Stated goal ::
Go over the entries below line by line, copying each one that contains the word "expanded".

+++

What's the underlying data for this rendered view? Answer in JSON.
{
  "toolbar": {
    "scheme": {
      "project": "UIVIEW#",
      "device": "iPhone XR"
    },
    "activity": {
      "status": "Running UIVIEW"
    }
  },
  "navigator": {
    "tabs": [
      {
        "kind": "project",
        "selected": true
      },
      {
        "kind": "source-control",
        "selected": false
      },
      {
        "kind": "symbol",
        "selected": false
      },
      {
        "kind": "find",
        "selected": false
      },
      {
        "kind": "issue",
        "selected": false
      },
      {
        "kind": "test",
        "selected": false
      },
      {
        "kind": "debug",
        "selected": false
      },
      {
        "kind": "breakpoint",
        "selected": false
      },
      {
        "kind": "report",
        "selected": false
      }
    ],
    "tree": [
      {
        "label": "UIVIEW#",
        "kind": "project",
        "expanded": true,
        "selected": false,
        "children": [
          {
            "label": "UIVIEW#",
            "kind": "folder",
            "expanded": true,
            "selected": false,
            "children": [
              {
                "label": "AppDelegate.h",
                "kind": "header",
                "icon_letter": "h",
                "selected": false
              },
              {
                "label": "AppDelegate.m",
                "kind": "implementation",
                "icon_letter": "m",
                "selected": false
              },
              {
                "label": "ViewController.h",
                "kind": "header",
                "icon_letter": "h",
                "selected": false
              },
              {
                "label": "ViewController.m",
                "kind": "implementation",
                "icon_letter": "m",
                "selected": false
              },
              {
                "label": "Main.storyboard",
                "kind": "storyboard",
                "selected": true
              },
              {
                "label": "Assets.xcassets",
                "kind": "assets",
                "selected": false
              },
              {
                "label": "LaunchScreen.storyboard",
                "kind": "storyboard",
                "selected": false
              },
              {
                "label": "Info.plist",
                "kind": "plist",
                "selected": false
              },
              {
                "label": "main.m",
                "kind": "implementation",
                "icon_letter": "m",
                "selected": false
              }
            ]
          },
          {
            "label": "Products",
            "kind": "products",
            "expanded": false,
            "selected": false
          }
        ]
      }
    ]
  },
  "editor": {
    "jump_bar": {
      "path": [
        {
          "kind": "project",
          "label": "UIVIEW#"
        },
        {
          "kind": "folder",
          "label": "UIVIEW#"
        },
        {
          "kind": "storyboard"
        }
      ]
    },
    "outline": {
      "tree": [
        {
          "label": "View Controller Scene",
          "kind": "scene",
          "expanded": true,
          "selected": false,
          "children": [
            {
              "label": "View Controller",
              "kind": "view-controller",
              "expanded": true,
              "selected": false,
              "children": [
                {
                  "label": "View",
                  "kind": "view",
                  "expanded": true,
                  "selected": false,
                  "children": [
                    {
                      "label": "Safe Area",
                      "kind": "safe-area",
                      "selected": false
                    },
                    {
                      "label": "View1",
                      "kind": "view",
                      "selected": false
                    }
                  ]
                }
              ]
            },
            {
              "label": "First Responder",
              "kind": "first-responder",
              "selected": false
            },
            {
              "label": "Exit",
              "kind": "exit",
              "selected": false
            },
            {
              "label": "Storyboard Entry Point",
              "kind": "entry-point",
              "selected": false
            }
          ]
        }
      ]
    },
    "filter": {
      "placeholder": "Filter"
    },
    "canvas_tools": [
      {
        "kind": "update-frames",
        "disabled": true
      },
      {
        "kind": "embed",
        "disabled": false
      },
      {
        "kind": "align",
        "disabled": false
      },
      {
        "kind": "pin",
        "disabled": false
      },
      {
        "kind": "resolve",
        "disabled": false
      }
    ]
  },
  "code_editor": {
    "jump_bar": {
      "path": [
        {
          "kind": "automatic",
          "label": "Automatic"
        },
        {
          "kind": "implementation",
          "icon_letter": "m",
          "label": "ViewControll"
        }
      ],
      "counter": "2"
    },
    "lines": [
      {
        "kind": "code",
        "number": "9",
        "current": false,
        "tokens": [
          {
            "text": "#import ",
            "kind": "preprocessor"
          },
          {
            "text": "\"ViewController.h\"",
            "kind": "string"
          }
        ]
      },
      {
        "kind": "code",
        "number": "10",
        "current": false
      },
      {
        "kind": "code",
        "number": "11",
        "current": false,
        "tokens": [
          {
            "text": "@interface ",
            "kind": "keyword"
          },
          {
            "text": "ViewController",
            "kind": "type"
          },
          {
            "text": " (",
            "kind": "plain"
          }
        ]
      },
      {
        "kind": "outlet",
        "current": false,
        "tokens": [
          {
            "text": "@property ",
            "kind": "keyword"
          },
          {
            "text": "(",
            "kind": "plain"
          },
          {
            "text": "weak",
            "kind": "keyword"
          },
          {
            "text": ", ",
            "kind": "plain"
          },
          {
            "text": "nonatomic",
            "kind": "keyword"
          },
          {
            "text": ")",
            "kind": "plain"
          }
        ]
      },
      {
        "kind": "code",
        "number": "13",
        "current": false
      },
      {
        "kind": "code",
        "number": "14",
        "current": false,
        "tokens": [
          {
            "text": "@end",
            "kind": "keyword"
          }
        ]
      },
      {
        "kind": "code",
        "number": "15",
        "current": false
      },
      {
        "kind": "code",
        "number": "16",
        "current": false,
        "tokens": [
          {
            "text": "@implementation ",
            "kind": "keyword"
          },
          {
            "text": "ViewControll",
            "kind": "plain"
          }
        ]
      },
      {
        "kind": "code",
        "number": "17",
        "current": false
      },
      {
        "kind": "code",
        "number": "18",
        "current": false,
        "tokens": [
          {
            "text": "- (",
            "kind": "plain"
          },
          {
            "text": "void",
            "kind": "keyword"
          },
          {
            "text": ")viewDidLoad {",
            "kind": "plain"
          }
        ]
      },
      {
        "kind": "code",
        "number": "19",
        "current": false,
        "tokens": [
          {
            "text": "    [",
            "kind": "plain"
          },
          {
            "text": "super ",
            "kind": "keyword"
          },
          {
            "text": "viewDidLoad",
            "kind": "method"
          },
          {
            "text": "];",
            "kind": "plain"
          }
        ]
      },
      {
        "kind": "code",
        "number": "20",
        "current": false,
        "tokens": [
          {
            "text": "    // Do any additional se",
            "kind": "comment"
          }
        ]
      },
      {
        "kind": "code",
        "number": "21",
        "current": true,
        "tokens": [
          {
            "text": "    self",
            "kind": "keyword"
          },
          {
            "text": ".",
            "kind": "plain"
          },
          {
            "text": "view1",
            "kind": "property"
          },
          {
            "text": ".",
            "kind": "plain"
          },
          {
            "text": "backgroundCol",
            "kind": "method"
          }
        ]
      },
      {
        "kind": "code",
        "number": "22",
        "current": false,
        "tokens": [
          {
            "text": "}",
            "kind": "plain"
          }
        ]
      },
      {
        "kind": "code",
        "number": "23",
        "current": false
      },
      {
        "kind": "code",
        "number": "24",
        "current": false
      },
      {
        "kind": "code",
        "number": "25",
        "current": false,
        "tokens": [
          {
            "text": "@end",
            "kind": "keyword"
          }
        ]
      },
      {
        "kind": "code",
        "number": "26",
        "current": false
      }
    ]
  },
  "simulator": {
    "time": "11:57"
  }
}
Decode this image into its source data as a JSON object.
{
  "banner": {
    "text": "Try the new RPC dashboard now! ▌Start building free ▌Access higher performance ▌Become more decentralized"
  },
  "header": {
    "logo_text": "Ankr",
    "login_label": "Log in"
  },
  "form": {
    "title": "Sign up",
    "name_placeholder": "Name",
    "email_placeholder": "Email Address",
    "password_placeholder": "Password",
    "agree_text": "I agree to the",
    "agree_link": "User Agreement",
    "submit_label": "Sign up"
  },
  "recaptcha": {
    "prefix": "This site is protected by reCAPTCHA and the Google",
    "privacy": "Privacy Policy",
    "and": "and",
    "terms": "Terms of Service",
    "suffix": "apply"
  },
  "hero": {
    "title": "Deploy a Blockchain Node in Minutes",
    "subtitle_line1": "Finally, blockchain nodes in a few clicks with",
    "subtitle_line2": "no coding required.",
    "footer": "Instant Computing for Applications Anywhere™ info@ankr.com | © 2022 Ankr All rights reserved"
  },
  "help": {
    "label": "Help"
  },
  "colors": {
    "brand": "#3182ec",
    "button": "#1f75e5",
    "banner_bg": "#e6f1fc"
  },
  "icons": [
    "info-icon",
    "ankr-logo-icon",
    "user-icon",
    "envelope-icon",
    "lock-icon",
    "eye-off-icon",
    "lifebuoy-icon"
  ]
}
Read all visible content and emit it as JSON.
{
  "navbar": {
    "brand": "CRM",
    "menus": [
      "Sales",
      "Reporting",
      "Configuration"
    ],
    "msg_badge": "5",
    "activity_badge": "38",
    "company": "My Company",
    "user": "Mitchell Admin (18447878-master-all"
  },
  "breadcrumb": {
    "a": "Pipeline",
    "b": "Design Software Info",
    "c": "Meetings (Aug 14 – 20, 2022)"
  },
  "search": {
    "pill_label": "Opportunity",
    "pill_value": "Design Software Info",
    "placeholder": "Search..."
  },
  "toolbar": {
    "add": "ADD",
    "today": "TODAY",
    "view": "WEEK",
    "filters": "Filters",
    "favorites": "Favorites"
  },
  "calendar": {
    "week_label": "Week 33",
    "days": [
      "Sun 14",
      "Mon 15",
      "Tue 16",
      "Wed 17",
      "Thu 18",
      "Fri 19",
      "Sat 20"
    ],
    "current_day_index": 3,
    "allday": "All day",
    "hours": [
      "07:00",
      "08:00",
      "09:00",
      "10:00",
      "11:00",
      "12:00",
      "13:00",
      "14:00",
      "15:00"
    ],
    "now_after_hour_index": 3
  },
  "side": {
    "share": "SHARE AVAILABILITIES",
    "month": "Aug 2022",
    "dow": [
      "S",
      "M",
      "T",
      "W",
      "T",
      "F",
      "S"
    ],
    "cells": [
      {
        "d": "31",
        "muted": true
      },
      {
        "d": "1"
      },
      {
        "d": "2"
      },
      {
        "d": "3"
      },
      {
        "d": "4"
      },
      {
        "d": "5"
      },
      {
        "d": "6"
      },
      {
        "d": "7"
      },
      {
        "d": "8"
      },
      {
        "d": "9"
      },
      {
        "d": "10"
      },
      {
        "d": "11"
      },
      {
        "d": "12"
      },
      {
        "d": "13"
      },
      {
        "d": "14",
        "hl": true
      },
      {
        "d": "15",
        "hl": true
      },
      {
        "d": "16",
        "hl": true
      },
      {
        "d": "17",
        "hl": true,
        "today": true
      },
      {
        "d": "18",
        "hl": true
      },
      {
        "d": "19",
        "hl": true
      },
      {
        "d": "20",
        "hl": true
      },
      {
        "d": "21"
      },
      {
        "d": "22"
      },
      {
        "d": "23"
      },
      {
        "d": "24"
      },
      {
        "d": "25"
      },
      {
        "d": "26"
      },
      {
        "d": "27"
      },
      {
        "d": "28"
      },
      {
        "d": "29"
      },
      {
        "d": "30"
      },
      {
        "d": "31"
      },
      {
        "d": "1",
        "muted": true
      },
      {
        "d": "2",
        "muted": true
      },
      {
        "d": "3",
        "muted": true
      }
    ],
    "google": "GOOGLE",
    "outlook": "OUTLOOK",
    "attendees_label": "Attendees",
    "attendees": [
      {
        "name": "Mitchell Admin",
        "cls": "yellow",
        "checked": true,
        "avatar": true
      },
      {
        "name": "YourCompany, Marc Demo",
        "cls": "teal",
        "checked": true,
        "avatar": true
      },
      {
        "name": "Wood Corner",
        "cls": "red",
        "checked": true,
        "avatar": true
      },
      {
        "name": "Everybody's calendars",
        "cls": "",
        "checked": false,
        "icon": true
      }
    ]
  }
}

+++

Full response ::
        "expanded": true,
            "expanded": true,
            "expanded": false,
          "expanded": true,
              "expanded": true,
                  "expanded": true,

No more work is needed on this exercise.